## [Task goal]
Whenever a line contains the string "Conductance", copy it out of the entries.

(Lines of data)
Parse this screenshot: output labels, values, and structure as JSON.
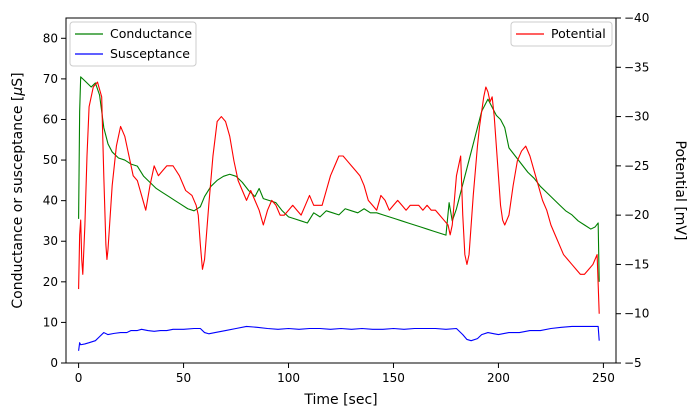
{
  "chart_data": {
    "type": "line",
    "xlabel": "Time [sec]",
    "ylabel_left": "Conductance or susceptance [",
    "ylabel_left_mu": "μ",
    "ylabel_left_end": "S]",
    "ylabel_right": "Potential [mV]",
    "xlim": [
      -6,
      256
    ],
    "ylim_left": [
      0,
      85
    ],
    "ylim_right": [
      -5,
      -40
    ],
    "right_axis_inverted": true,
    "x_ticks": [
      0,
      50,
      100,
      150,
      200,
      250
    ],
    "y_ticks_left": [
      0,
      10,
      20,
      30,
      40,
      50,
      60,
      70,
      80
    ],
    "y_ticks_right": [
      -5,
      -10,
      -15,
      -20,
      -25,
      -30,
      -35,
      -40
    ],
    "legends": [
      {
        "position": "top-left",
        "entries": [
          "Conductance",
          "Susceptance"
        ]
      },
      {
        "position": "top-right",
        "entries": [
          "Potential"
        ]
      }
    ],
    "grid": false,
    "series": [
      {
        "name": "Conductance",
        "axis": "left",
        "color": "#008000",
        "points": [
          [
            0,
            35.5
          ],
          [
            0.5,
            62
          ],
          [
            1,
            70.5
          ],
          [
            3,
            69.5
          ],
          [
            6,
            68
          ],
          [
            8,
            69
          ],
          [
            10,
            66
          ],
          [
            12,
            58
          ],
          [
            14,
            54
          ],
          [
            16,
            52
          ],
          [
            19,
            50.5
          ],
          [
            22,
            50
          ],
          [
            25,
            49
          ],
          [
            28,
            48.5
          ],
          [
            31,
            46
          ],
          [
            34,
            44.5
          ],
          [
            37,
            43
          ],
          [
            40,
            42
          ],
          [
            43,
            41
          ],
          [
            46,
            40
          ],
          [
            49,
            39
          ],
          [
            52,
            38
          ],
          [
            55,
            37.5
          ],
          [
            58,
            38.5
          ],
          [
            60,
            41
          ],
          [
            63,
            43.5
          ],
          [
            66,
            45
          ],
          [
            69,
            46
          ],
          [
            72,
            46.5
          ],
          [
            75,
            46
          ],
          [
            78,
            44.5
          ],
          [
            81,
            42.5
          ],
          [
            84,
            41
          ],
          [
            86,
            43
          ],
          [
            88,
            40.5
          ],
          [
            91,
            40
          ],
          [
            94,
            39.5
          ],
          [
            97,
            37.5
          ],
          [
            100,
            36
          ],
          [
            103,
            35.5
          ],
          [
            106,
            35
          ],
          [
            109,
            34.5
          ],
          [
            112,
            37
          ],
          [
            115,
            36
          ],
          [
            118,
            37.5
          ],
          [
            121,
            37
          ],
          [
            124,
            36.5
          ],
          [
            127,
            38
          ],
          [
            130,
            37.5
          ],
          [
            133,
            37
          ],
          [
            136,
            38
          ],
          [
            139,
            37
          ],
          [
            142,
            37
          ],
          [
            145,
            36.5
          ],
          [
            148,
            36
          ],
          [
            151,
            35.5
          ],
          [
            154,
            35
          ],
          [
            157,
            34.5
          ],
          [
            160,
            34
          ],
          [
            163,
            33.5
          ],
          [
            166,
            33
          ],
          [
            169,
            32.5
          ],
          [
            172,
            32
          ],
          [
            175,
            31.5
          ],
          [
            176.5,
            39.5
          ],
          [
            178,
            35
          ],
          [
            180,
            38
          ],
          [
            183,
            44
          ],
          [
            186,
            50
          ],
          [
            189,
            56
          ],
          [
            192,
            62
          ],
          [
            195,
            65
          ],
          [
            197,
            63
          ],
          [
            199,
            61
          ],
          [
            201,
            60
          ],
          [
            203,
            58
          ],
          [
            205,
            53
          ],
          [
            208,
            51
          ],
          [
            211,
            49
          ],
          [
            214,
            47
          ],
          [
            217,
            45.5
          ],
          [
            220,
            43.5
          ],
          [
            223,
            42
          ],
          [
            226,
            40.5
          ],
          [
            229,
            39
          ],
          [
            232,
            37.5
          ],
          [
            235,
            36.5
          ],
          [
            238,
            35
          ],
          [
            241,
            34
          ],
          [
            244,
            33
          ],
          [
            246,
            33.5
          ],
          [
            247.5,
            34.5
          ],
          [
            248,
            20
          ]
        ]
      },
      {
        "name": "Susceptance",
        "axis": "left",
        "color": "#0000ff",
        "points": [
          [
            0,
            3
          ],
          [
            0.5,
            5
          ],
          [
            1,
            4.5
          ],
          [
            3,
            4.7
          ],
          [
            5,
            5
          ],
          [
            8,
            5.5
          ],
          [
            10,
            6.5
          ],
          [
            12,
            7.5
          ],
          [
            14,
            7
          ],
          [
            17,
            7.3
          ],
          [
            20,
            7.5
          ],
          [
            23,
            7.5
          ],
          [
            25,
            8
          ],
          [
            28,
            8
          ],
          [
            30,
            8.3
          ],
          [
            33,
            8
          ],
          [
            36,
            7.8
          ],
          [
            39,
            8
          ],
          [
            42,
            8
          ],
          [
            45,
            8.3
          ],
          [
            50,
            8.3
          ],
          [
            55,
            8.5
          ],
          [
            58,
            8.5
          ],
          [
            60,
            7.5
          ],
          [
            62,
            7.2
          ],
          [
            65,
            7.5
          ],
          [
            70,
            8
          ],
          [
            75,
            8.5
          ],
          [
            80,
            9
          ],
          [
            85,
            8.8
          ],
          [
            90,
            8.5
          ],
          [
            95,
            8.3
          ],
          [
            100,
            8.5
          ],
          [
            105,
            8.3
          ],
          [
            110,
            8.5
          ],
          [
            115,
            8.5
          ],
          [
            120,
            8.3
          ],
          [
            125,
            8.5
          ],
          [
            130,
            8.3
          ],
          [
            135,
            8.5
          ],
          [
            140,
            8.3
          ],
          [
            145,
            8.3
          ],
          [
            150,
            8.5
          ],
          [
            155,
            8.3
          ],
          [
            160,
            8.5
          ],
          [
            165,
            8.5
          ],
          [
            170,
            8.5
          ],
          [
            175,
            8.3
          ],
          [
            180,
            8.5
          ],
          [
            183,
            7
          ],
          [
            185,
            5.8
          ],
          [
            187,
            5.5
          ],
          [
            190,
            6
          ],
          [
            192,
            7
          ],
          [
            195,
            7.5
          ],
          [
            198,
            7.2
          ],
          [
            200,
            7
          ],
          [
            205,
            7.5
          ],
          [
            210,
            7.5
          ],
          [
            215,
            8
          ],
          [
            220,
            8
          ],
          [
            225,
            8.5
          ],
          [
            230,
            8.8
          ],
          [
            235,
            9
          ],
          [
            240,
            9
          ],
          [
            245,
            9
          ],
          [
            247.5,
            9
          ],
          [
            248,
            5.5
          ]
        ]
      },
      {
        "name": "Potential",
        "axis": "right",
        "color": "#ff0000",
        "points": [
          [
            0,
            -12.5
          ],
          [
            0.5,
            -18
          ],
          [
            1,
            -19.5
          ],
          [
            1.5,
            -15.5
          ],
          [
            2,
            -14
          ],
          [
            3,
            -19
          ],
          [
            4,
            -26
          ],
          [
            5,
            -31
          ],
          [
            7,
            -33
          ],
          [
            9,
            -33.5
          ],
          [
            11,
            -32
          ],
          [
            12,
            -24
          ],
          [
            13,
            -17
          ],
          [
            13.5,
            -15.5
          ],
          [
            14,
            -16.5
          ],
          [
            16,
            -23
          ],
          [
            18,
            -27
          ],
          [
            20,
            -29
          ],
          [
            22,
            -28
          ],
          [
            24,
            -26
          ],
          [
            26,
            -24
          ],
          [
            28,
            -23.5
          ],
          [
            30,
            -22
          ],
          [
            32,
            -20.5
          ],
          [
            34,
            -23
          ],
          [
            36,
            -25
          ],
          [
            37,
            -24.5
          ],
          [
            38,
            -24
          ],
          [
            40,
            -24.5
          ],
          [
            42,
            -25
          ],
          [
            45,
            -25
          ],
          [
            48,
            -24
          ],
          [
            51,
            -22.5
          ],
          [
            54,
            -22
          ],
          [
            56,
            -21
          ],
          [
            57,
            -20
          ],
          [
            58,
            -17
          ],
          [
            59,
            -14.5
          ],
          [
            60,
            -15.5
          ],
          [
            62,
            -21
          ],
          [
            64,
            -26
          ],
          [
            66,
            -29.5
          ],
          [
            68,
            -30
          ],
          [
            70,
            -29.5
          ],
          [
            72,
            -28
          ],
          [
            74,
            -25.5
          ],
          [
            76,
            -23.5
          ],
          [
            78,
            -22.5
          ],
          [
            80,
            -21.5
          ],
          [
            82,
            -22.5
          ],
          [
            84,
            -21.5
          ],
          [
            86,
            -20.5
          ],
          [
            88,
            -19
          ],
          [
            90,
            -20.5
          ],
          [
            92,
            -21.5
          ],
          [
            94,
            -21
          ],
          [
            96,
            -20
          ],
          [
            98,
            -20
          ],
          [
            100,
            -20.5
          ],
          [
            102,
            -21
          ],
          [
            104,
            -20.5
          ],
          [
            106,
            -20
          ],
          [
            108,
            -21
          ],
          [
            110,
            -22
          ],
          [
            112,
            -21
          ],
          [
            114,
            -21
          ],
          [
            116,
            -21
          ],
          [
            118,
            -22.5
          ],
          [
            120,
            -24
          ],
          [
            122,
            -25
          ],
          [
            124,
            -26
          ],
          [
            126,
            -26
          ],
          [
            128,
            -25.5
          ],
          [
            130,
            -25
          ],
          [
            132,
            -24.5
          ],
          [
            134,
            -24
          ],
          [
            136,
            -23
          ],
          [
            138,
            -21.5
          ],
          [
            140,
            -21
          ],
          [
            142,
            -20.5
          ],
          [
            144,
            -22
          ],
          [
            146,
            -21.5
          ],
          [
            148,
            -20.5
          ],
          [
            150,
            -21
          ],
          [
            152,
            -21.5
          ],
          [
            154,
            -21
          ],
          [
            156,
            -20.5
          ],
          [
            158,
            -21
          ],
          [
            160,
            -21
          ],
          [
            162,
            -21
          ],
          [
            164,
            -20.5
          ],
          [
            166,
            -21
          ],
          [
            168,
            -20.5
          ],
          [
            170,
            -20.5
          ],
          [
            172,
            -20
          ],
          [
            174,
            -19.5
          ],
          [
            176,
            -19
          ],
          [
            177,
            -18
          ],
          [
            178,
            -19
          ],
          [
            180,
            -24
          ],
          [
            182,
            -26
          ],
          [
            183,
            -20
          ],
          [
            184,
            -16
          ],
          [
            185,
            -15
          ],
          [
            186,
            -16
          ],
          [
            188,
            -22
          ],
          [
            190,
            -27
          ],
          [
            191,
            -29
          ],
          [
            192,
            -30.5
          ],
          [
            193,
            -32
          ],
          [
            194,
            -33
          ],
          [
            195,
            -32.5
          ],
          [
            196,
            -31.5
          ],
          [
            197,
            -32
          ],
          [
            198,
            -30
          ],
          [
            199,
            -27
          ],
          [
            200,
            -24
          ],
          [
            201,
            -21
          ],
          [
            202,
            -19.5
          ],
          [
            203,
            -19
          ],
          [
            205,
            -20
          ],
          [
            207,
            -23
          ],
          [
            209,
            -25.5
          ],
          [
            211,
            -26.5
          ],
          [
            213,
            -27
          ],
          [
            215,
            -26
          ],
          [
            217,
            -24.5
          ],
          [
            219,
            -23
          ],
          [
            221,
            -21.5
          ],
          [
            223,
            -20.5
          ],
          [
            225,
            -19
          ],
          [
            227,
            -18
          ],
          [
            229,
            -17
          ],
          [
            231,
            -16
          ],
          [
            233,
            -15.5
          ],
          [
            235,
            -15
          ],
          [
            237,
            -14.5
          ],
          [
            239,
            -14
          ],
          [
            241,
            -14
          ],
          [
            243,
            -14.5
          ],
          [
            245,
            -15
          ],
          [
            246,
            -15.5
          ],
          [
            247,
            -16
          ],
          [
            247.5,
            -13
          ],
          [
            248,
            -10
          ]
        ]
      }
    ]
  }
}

## [Answer to this problem]
    "ylabel_left": "Conductance or susceptance [",
          "Conductance",
        "name": "Conductance",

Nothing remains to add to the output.